>> begin Dataset content

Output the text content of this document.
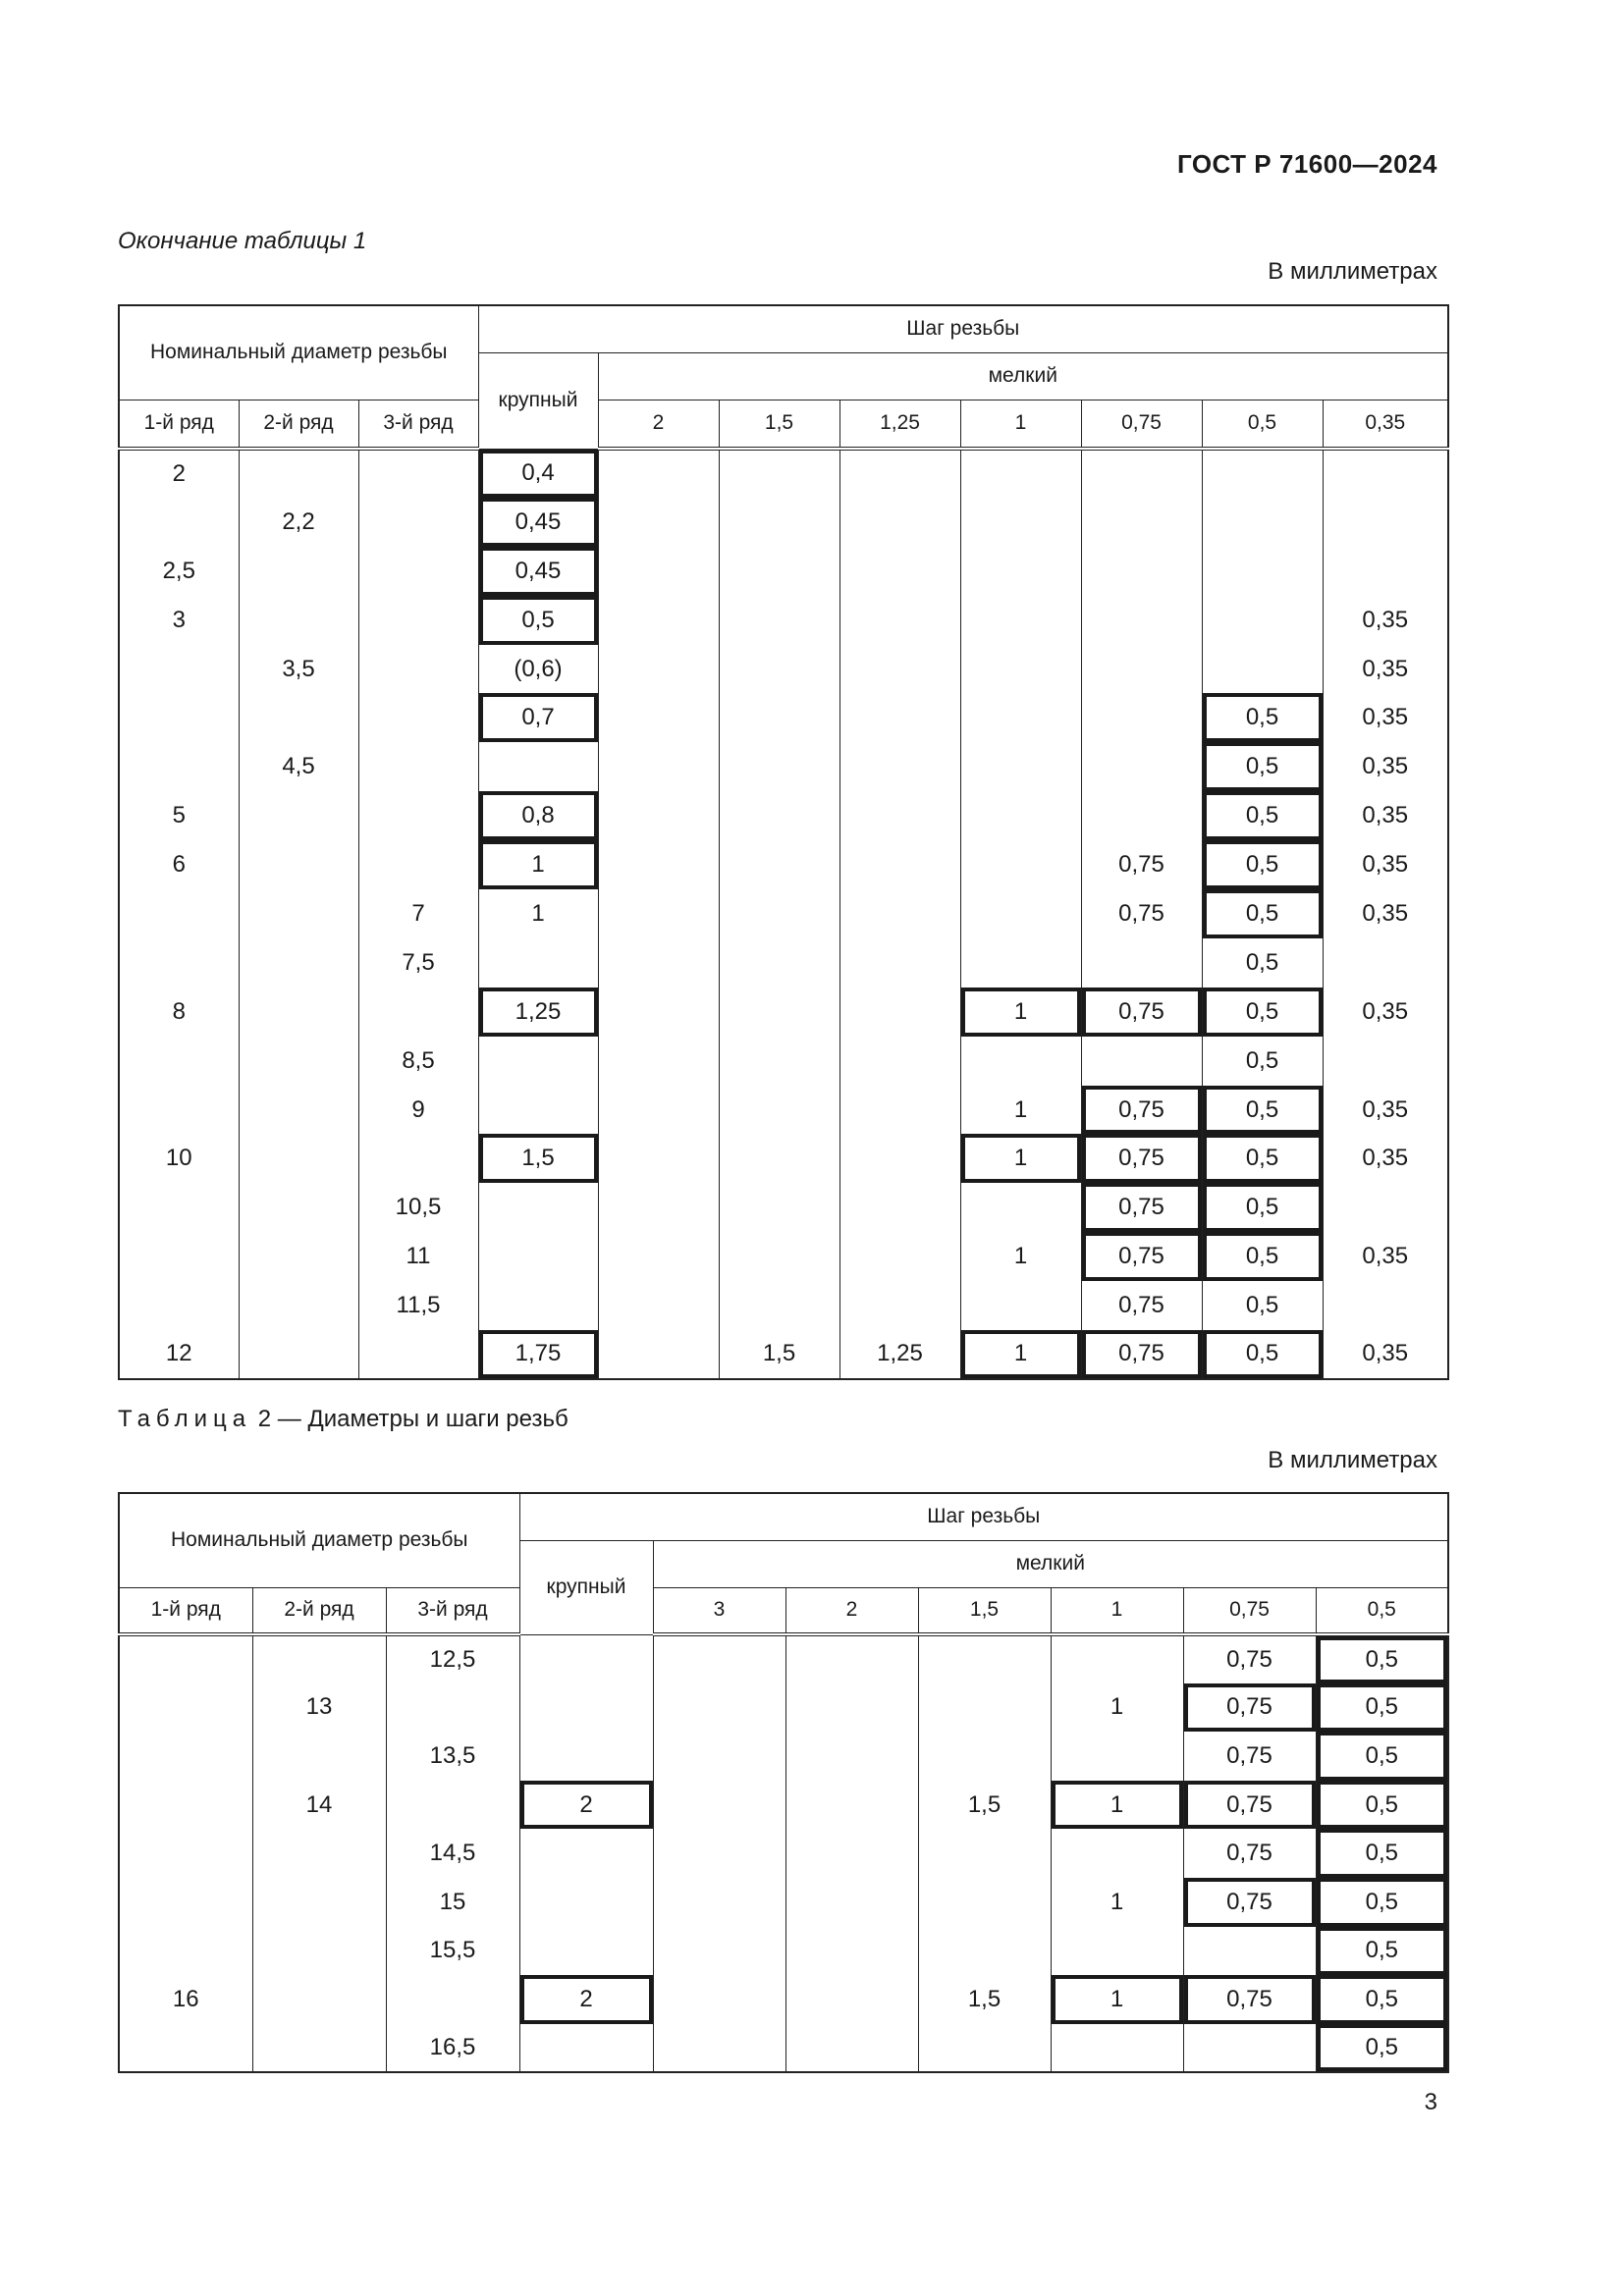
ГОСТ Р 71600—2024
Окончание таблицы 1
В миллиметрах
Номинальный диаметр резьбы			Шаг резьбы							
			крупный	мелкий						
1-й ряд	2-й ряд	3-й ряд		2	1,5	1,25	1	0,75	0,5	0,35
2			0,4							
	2,2		0,45							
2,5			0,45							
3			0,5							0,35
	3,5		(0,6)							0,35
			0,7						0,5	0,35
	4,5								0,5	0,35
5			0,8						0,5	0,35
6			1					0,75	0,5	0,35
		7	1					0,75	0,5	0,35
		7,5							0,5	
8			1,25				1	0,75	0,5	0,35
		8,5							0,5	
		9					1	0,75	0,5	0,35
10			1,5				1	0,75	0,5	0,35
		10,5						0,75	0,5	
		11					1	0,75	0,5	0,35
		11,5						0,75	0,5	
12			1,75		1,5	1,25	1	0,75	0,5	0,35
Таблица 2 — Диаметры и шаги резьб
В миллиметрах
Номинальный диаметр резьбы			Шаг резьбы						
			крупный	мелкий					
1-й ряд	2-й ряд	3-й ряд		3	2	1,5	1	0,75	0,5
		12,5						0,75	0,5
	13						1	0,75	0,5
		13,5						0,75	0,5
	14		2			1,5	1	0,75	0,5
		14,5						0,75	0,5
		15					1	0,75	0,5
		15,5							0,5
16			2			1,5	1	0,75	0,5
		16,5							0,5
3
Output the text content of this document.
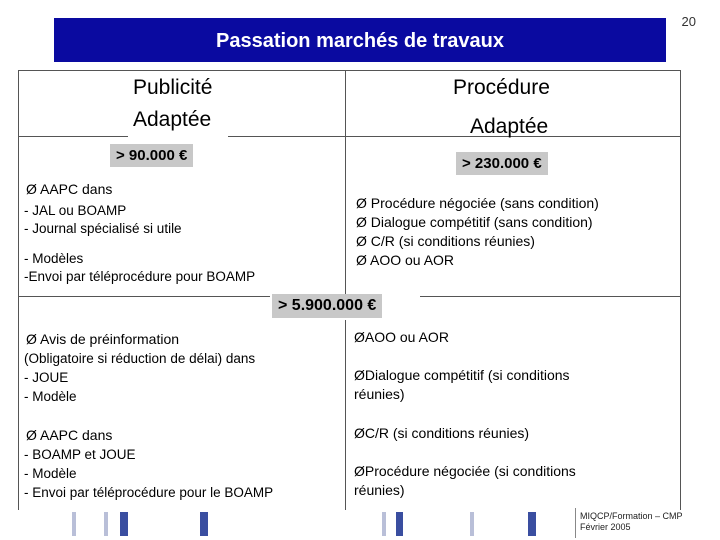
Passation marchés de travaux
20
Publicité
Adaptée
> 90.000 €
Procédure
Adaptée
> 230.000 €
Ø AAPC dans
- JAL ou BOAMP
- Journal spécialisé si utile
- Modèles
-Envoi par téléprocédure pour BOAMP
Ø Procédure négociée (sans condition)
Ø Dialogue compétitif (sans condition)
Ø C/R (si conditions réunies)
Ø AOO ou AOR
> 5.900.000 €
Ø Avis de préinformation
(Obligatoire si réduction de délai) dans
- JOUE
- Modèle
Ø AAPC dans
- BOAMP et JOUE
- Modèle
- Envoi par téléprocédure pour le BOAMP
ØAOO ou AOR
ØDialogue compétitif (si conditions
réunies)
ØC/R (si conditions réunies)
ØProcédure négociée (si conditions
réunies)
MIQCP/Formation – CMP
Février 2005
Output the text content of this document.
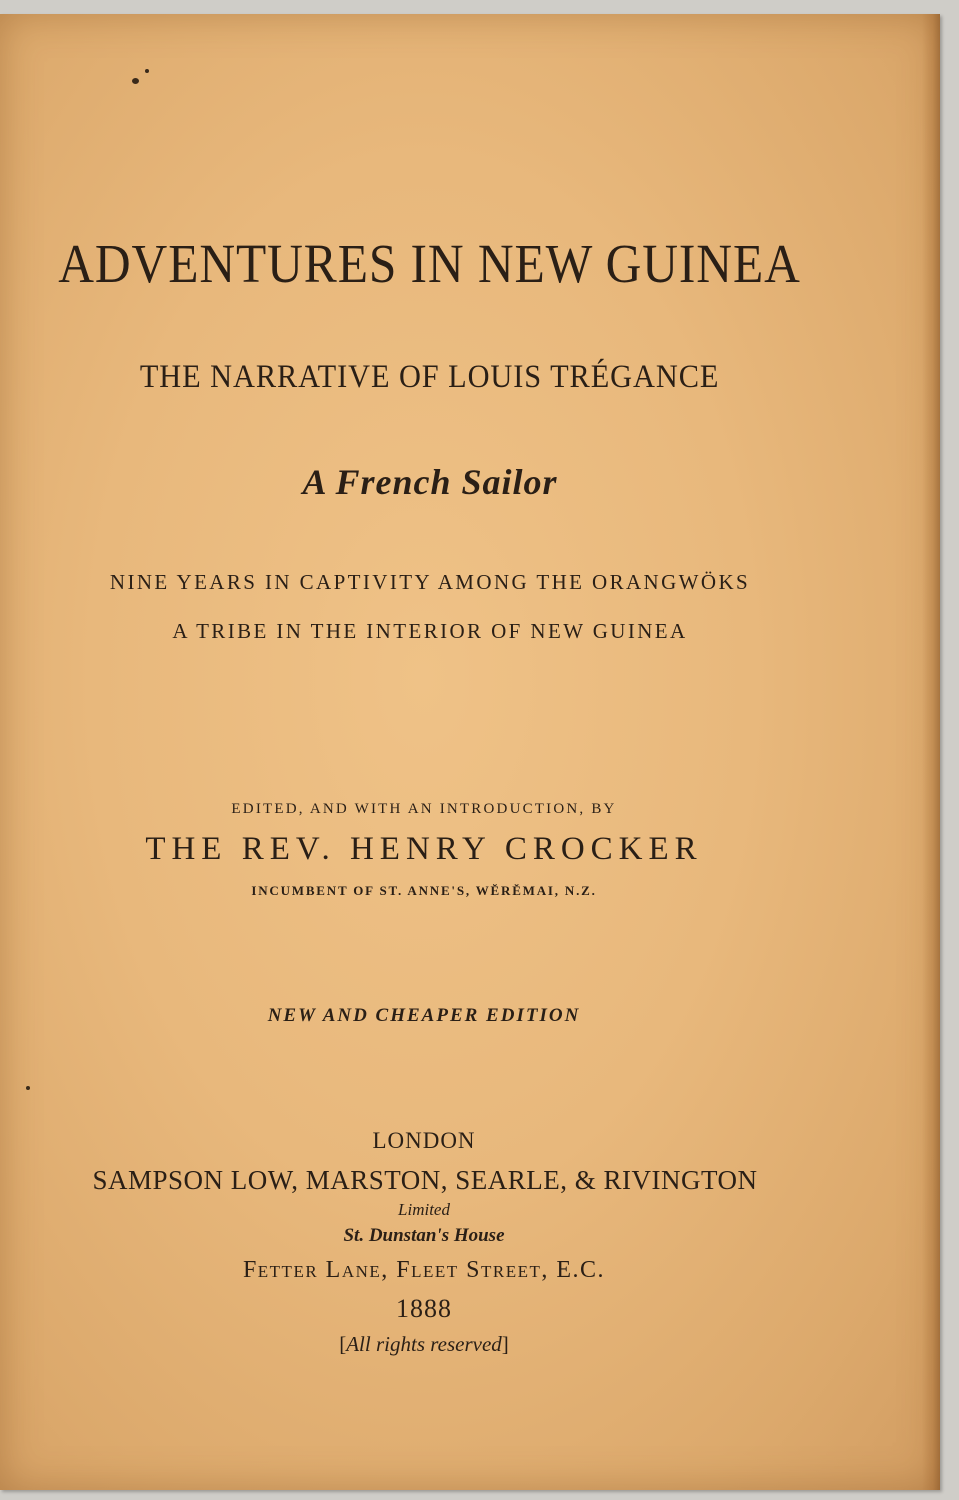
ADVENTURES IN NEW GUINEA
THE NARRATIVE OF LOUIS TRÉGANCE
A French Sailor
NINE YEARS IN CAPTIVITY AMONG THE ORANGWÖKS
A TRIBE IN THE INTERIOR OF NEW GUINEA
EDITED, AND WITH AN INTRODUCTION, BY
THE REV. HENRY CROCKER
INCUMBENT OF ST. ANNE'S, WĔRĔMAI, N.Z.
NEW AND CHEAPER EDITION
LONDON
SAMPSON LOW, MARSTON, SEARLE, & RIVINGTON
Limited
St. Dunstan's House
Fetter Lane, Fleet Street, E.C.
1888
[All rights reserved]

>> end Dataset content

=== Exercise brief ===
Leave the images out and output the remaining material exactly as it stands.

=== Result of the exercise ===
Output the text content of this document.
ГОСТ Р 71600—2024
Окончание таблицы 1
В миллиметрах
Номинальный диаметр резьбы			Шаг резьбы							
			крупный	мелкий						
1-й ряд	2-й ряд	3-й ряд		2	1,5	1,25	1	0,75	0,5	0,35
2			0,4							
	2,2		0,45							
2,5			0,45							
3			0,5							0,35
	3,5		(0,6)							0,35
			0,7						0,5	0,35
	4,5								0,5	0,35
5			0,8						0,5	0,35
6			1					0,75	0,5	0,35
		7	1					0,75	0,5	0,35
		7,5							0,5	
8			1,25				1	0,75	0,5	0,35
		8,5							0,5	
		9					1	0,75	0,5	0,35
10			1,5				1	0,75	0,5	0,35
		10,5						0,75	0,5	
		11					1	0,75	0,5	0,35
		11,5						0,75	0,5	
12			1,75		1,5	1,25	1	0,75	0,5	0,35
Таблица 2 — Диаметры и шаги резьб
В миллиметрах
Номинальный диаметр резьбы			Шаг резьбы						
			крупный	мелкий					
1-й ряд	2-й ряд	3-й ряд		3	2	1,5	1	0,75	0,5
		12,5						0,75	0,5
	13						1	0,75	0,5
		13,5						0,75	0,5
	14		2			1,5	1	0,75	0,5
		14,5						0,75	0,5
		15					1	0,75	0,5
		15,5							0,5
16			2			1,5	1	0,75	0,5
		16,5							0,5
3
Output the text content of this document.
Passation marchés de travaux
20
Publicité
Adaptée
> 90.000 €
Procédure
Adaptée
> 230.000 €
Ø AAPC dans
- JAL ou BOAMP
- Journal spécialisé si utile
- Modèles
-Envoi par téléprocédure pour BOAMP
Ø Procédure négociée (sans condition)
Ø Dialogue compétitif (sans condition)
Ø C/R (si conditions réunies)
Ø AOO ou AOR
> 5.900.000 €
Ø Avis de préinformation
(Obligatoire si réduction de délai) dans
- JOUE
- Modèle
Ø AAPC dans
- BOAMP et JOUE
- Modèle
- Envoi par téléprocédure pour le BOAMP
ØAOO ou AOR
ØDialogue compétitif (si conditions
réunies)
ØC/R (si conditions réunies)
ØProcédure négociée (si conditions
réunies)
MIQCP/Formation – CMP
Février 2005
Output the text content of this document.
ADVENTURES IN NEW GUINEA
THE NARRATIVE OF LOUIS TRÉGANCE
A French Sailor
NINE YEARS IN CAPTIVITY AMONG THE ORANGWÖKS
A TRIBE IN THE INTERIOR OF NEW GUINEA
EDITED, AND WITH AN INTRODUCTION, BY
THE REV. HENRY CROCKER
INCUMBENT OF ST. ANNE'S, WĔRĔMAI, N.Z.
NEW AND CHEAPER EDITION
LONDON
SAMPSON LOW, MARSTON, SEARLE, & RIVINGTON
Limited
St. Dunstan's House
Fetter Lane, Fleet Street, E.C.
1888
[All rights reserved]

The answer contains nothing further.